▶ What is asked:
Count up the lines in the following listing that hold the word "Circuits", then give only that count.

◇ ◇ ◇ ◇

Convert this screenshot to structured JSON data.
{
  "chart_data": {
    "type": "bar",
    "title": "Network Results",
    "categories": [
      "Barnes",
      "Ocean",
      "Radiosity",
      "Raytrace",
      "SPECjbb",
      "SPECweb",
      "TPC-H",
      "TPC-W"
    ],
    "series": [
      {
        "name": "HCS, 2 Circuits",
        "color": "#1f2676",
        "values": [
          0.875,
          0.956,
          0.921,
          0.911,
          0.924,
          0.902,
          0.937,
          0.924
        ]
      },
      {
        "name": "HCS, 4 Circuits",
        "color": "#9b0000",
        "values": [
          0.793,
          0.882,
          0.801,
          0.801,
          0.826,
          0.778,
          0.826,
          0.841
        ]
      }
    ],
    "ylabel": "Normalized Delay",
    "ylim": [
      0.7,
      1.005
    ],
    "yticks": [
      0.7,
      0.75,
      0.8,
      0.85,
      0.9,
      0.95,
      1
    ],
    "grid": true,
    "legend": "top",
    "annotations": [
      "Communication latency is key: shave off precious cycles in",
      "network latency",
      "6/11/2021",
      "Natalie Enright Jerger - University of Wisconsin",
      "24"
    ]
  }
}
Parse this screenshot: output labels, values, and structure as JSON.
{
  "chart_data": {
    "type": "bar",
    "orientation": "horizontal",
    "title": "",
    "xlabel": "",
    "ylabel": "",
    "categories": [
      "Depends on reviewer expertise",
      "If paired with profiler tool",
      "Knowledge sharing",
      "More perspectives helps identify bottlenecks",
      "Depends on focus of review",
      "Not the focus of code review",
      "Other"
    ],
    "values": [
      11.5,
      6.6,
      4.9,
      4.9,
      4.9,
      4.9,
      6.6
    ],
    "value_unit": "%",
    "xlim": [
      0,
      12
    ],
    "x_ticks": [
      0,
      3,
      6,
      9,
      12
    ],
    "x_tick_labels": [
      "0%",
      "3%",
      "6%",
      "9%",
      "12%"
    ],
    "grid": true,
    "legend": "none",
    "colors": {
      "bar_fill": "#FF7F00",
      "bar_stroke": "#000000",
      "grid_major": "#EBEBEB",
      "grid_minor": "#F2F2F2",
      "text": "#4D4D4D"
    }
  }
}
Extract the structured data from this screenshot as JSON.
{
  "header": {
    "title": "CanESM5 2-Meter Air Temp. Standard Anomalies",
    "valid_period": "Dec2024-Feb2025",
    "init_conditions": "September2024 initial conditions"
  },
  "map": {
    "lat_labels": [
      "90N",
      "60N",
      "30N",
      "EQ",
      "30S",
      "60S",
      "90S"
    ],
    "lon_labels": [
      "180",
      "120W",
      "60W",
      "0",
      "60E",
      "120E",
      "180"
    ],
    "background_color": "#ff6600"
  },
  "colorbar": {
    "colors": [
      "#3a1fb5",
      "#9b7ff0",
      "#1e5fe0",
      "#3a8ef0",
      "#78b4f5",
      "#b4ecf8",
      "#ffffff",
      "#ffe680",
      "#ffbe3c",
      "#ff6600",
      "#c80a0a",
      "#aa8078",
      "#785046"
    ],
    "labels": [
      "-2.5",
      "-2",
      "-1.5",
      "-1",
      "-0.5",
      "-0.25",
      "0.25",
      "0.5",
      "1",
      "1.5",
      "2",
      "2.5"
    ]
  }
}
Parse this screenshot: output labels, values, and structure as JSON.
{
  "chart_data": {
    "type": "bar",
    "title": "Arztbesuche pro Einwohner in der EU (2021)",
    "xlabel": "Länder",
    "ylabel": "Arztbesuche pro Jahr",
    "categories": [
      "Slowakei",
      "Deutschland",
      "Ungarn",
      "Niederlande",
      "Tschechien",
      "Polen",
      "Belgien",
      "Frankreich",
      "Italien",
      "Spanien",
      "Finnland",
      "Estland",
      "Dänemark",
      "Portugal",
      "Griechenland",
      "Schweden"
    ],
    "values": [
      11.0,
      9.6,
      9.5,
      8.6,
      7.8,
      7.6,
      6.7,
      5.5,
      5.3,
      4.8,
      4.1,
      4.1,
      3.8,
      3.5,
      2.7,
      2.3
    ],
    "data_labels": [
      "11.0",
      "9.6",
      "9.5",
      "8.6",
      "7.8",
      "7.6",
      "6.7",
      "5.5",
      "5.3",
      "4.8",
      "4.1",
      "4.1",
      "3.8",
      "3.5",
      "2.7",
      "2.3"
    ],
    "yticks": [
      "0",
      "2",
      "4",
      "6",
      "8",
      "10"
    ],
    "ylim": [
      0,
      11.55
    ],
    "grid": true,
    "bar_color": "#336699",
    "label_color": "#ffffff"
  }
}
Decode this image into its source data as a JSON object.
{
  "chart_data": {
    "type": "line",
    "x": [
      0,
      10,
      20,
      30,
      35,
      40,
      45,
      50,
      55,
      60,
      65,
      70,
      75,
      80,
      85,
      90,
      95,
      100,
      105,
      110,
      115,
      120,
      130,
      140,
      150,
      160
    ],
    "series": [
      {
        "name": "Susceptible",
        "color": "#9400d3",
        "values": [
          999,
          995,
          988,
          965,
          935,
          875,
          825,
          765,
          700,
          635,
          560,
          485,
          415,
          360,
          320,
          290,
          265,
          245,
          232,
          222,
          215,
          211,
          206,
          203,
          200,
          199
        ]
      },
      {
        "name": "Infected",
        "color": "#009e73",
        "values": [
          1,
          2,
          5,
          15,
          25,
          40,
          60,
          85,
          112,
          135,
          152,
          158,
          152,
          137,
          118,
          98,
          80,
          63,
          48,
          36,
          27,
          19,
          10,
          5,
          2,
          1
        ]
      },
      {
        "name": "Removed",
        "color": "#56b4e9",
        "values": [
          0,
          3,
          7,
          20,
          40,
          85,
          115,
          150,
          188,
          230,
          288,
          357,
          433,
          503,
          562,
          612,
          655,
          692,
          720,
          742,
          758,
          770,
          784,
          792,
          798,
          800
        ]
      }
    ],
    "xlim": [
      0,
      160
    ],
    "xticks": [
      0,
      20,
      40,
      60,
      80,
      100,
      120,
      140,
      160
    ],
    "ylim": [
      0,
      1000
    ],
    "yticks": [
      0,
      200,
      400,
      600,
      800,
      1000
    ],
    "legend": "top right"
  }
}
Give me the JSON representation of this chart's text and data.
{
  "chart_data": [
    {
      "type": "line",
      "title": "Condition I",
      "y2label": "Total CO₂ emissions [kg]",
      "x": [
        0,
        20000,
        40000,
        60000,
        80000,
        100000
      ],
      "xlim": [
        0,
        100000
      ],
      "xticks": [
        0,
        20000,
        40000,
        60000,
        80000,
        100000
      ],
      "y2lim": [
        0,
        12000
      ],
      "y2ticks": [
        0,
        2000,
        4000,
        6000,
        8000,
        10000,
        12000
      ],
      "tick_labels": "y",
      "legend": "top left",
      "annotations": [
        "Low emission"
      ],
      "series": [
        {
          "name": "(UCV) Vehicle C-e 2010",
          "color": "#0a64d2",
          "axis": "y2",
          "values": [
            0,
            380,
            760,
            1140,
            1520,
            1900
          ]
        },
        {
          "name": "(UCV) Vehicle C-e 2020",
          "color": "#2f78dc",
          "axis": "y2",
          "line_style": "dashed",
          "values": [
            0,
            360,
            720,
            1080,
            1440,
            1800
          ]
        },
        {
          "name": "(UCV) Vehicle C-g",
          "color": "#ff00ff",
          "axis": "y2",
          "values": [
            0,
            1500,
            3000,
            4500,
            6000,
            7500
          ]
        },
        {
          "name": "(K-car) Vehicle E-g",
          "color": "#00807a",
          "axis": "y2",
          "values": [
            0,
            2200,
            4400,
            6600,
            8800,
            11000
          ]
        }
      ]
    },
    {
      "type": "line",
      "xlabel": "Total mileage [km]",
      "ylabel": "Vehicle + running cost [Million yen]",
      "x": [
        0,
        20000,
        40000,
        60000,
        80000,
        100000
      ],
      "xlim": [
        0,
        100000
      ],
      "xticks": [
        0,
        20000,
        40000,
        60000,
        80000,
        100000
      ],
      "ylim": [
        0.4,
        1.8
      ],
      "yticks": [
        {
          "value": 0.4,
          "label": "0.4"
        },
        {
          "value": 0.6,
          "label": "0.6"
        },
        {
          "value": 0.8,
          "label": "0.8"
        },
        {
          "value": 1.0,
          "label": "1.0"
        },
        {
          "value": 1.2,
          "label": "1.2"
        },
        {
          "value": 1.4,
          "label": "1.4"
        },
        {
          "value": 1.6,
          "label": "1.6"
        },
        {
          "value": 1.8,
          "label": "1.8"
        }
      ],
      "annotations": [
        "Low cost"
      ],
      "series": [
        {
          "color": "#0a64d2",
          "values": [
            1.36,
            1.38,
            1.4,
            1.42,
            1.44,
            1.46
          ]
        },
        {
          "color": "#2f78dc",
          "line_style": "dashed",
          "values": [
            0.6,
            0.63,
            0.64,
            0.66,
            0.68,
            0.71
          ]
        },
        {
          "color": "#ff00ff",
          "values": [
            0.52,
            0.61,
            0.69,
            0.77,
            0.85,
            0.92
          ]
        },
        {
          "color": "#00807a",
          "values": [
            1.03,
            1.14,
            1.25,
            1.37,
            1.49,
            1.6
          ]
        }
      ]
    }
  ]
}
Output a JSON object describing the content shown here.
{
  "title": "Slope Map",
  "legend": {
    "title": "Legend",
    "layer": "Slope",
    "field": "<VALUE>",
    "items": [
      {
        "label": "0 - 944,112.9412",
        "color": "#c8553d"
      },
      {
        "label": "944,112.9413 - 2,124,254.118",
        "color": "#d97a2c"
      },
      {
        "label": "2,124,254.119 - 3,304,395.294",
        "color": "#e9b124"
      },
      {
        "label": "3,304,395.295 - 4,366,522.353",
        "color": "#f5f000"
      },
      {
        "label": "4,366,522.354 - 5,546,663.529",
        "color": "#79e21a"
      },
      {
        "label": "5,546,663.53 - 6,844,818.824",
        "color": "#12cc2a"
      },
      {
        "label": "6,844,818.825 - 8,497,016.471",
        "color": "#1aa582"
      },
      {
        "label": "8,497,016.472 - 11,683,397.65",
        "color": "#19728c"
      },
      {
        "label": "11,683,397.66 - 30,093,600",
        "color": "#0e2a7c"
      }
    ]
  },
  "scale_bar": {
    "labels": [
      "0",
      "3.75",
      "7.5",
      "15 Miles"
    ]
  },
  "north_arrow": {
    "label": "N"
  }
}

◇ ◇ ◇ ◇

▶ Answer to this exercise:
2